— start Excerpted records —

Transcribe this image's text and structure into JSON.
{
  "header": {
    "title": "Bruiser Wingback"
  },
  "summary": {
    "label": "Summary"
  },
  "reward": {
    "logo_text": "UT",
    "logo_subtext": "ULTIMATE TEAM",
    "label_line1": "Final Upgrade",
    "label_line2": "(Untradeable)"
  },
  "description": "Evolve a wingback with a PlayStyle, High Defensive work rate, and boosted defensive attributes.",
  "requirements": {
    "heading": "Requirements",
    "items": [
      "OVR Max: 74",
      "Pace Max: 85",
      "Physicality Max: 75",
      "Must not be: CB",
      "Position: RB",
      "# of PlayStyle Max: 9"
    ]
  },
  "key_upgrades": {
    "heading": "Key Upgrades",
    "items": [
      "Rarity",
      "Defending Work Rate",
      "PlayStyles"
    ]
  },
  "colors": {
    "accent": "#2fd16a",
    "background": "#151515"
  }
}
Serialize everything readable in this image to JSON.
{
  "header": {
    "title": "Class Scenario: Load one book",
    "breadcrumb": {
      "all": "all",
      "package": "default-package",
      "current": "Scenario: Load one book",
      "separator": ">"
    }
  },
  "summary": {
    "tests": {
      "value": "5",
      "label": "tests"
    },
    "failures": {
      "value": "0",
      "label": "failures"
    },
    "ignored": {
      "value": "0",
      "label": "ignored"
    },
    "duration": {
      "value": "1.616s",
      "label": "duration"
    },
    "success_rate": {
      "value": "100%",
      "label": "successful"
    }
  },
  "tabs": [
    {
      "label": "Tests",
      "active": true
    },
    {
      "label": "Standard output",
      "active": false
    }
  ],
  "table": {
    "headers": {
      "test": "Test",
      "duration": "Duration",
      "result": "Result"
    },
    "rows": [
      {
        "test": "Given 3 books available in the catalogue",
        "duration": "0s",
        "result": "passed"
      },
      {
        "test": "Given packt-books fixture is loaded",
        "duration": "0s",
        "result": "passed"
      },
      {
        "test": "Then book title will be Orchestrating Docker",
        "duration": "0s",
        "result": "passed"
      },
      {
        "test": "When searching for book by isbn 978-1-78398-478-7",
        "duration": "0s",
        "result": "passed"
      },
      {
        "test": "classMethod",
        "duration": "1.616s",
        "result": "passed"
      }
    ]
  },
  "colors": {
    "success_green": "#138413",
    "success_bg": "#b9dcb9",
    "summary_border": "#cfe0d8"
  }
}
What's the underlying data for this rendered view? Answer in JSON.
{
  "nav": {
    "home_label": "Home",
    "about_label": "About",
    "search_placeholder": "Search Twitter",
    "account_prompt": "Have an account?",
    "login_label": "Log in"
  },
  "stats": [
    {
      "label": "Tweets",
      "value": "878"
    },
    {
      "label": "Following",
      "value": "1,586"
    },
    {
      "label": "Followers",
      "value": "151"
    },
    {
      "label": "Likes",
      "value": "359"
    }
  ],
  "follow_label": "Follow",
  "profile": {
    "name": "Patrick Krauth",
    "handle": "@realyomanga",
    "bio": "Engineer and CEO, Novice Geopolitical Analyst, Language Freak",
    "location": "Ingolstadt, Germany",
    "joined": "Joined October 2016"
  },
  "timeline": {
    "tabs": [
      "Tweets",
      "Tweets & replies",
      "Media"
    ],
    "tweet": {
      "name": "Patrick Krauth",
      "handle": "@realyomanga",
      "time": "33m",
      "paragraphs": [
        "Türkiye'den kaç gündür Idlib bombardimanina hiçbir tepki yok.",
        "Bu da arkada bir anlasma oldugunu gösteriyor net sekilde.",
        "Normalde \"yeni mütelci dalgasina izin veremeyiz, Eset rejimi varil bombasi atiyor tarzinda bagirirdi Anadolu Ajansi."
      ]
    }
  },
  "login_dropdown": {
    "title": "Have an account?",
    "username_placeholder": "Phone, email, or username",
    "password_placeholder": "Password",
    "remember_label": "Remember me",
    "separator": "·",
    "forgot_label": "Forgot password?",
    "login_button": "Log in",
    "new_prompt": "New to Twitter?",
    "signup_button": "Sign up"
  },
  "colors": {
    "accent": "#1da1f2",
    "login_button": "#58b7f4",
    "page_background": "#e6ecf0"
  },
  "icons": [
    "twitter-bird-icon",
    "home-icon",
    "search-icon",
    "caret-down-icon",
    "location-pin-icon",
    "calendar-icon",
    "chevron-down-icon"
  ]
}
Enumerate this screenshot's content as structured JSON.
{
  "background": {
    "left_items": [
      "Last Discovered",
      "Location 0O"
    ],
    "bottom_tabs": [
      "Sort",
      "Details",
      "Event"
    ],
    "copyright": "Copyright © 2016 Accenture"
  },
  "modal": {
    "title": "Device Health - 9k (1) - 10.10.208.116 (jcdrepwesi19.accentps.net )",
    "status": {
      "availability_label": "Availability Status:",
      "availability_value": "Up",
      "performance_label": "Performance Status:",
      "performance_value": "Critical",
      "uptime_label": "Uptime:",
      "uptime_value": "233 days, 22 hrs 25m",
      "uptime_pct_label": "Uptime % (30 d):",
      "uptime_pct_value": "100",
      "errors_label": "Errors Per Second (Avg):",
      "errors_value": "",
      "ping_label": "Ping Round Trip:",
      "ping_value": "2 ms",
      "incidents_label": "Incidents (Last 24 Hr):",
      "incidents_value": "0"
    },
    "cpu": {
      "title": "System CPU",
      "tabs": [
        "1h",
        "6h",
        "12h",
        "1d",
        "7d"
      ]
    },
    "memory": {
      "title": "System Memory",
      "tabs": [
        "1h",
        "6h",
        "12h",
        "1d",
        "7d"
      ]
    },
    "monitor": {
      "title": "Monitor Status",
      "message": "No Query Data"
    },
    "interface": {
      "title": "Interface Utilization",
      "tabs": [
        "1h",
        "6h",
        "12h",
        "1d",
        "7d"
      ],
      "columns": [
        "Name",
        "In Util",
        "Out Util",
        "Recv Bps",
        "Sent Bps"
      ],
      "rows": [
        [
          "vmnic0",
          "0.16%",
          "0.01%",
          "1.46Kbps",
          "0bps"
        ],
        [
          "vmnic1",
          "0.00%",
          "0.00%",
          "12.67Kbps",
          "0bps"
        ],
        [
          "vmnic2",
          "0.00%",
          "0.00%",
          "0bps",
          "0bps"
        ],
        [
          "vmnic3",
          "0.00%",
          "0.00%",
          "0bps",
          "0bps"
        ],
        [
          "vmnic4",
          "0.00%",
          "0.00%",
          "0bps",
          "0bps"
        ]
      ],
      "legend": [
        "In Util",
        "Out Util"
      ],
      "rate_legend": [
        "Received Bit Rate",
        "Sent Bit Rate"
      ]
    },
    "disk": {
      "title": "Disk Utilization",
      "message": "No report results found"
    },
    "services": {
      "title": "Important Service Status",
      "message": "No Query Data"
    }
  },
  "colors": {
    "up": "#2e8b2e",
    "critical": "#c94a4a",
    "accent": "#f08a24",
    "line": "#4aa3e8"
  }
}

— end Excerpted records —

Problem details: Using the records above, copy every line that has the word "account" in it.

Solved exercise:
    "account_prompt": "Have an account?",
    "title": "Have an account?",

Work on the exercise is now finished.